> SECCIÓN DE TEXTO
■ ■ ■ ■ ■ ■ ■
Yo también fui niño, y aún recuerdo la voz de mi madre cuando me llamaba para regresar a nuestra casa en una de las calles de mi bella Cali.  Según ella, yo podía aparecer de repente corriendo mientras huía de otro niño que buscaba atraparme en un juego que llamábamos “La lleva”, ¿se seguirá llamando así?

 

La verdad no sé; es triste ver cómo la tecnología ha hecho que la infancia se desarrolle en ambientes virtuales, niños que viven en edificios donde fácilmente pueden correr sin restricción alguna, pero ni siquiera por los pasillos, sino en alguno de los videojuegos de moda.
■ ■ ■ ■ ■ ■ ■
> Datos de análisis del diseño de página
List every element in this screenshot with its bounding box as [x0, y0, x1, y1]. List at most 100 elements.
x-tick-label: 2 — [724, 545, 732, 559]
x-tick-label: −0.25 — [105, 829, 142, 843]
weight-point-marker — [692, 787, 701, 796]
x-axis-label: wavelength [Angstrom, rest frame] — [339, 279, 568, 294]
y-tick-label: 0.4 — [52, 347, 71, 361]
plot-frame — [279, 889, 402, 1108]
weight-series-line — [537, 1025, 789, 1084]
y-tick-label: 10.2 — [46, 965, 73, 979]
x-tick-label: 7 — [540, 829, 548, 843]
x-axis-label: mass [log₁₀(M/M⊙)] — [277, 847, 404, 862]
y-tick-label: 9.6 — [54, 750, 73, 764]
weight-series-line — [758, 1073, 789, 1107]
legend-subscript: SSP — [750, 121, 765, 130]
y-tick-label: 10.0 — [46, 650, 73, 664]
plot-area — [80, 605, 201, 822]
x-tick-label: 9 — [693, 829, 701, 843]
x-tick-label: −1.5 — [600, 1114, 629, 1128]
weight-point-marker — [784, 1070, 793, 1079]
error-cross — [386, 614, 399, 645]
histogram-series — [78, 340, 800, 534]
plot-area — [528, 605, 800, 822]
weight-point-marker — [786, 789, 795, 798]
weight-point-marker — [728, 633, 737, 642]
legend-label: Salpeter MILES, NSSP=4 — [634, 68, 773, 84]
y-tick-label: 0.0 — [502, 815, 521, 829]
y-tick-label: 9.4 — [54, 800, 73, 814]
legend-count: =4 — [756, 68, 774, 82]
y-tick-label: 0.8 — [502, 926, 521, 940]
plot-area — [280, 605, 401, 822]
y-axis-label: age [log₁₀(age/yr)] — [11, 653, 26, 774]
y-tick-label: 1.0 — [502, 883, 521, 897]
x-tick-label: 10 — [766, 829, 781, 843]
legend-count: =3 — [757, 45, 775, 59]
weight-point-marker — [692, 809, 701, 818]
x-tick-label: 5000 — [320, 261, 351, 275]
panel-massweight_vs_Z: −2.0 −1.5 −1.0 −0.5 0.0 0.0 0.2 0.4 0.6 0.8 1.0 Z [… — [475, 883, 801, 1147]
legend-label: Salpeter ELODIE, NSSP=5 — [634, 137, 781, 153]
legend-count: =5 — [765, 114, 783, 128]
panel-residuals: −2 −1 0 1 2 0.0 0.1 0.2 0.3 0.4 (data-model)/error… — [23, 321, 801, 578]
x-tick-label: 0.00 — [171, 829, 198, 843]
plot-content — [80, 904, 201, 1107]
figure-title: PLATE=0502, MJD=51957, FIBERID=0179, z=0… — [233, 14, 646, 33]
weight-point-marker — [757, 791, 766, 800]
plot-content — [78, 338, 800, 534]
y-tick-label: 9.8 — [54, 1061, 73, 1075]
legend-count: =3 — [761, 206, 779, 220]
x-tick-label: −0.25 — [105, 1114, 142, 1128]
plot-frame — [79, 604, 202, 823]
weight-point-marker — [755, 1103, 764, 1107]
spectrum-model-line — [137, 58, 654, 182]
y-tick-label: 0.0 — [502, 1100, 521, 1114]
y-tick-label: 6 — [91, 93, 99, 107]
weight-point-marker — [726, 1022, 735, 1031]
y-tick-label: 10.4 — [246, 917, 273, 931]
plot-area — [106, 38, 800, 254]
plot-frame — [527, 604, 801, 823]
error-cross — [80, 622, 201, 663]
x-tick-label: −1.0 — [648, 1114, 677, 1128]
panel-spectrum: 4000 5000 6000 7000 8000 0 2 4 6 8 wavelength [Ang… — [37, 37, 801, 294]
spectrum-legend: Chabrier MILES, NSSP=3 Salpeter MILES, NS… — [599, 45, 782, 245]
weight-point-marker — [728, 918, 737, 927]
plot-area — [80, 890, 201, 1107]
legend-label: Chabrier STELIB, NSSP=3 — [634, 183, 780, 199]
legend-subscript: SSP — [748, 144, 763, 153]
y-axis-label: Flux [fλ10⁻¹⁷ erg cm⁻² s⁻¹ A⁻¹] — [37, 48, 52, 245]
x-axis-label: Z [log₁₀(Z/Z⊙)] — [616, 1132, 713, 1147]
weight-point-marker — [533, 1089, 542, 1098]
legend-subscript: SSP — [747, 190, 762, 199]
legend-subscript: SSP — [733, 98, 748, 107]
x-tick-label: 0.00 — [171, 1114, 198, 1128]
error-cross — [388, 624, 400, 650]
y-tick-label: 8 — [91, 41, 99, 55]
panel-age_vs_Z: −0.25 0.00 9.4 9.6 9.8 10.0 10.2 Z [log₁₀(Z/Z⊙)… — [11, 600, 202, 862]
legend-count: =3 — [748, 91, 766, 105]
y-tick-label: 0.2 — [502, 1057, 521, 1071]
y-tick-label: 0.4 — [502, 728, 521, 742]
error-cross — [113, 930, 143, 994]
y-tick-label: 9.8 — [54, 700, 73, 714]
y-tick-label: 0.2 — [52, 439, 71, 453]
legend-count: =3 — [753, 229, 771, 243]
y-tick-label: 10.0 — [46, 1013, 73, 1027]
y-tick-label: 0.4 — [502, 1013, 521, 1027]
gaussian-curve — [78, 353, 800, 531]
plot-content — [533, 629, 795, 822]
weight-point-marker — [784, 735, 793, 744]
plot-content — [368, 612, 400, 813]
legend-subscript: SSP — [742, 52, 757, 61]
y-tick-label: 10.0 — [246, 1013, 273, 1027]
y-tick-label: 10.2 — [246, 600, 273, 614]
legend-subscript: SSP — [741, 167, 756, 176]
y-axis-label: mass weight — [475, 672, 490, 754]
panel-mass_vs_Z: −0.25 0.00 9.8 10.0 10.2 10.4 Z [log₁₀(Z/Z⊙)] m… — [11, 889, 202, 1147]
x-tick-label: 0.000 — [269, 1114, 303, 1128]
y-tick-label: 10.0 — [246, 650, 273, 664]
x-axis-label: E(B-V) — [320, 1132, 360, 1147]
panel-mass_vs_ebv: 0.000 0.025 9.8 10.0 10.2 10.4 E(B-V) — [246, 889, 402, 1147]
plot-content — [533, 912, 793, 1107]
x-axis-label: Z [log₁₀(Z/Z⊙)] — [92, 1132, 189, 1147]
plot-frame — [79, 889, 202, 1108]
■ ■ ■ ■ ■ ■ ■
> INSTRUCCIONES DE LA TAREA
Copia el fragmento del texto sobre la infancia que va desde "La verdad no" hasta "videojuegos de moda.", ambos incluidos, y cambia "videojuegos" por "juegos en línea".

> SOLUCIÓN DEL PROBLEMA
La verdad no sé; es triste ver cómo la tecnología ha hecho que la infancia se desarrolle en ambientes virtuales, niños que viven en edificios donde fácilmente pueden correr sin restricción alguna, pero ni siquiera por los pasillos, sino en alguno de los juegos en línea de moda.